# WHAT THE EXERCISE ASKS
Copy out the data below from the line containing "Serialize everything readable" to the line containing "Convert this screenshot", both lines included, with all images left out.

# RECORDS SHOWN

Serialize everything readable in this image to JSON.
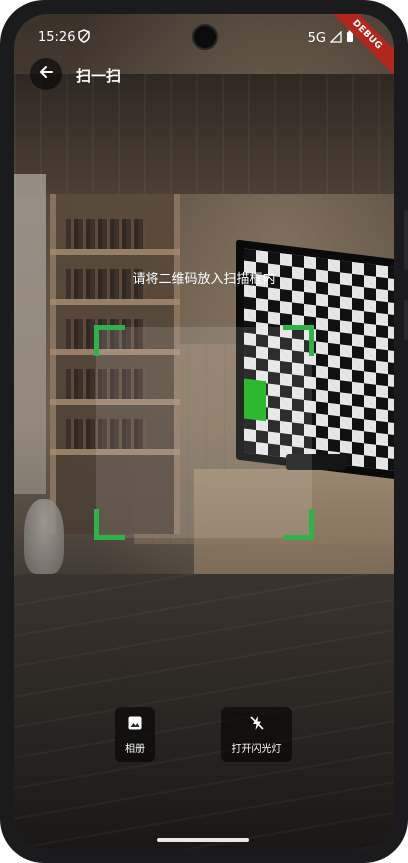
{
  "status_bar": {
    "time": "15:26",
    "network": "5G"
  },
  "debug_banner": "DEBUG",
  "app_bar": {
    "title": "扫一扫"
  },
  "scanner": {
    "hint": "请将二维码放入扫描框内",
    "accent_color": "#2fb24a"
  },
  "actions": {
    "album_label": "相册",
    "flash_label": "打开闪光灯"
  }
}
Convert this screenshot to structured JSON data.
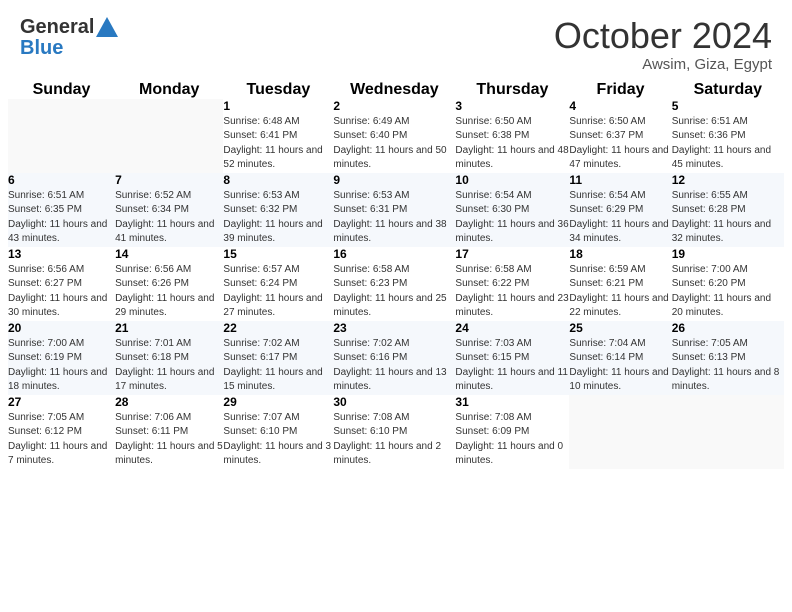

--

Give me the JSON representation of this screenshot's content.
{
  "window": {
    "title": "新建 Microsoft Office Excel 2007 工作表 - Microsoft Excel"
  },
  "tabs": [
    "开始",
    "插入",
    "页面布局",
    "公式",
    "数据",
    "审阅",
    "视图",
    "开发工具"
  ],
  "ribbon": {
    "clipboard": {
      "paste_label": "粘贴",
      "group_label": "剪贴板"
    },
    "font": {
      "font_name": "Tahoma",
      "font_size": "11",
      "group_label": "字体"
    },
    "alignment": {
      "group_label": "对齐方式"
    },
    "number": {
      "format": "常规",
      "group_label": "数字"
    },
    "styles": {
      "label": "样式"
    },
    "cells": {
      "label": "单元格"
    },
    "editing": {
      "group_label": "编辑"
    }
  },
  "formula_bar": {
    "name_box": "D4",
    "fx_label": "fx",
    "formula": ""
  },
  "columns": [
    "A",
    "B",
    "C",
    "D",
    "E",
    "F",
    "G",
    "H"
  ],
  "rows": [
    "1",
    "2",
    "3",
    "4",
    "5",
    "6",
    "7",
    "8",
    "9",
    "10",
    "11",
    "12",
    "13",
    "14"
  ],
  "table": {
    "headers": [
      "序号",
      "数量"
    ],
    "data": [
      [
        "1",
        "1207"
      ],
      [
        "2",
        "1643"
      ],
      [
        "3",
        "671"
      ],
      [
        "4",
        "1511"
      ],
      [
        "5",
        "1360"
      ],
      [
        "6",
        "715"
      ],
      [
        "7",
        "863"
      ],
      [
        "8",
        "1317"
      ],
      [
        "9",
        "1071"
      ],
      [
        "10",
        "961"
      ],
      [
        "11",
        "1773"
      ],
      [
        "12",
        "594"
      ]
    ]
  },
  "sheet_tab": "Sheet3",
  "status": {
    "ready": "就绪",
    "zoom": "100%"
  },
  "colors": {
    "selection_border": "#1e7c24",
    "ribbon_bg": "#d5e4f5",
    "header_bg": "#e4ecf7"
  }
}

# TASK ANSWER
Serialize everything readable in this image to JSON.
{
  "status_bar": {
    "time": "15:26",
    "network": "5G"
  },
  "debug_banner": "DEBUG",
  "app_bar": {
    "title": "扫一扫"
  },
  "scanner": {
    "hint": "请将二维码放入扫描框内",
    "accent_color": "#2fb24a"
  },
  "actions": {
    "album_label": "相册",
    "flash_label": "打开闪光灯"
  }
}
Convert this screenshot to structured JSON data.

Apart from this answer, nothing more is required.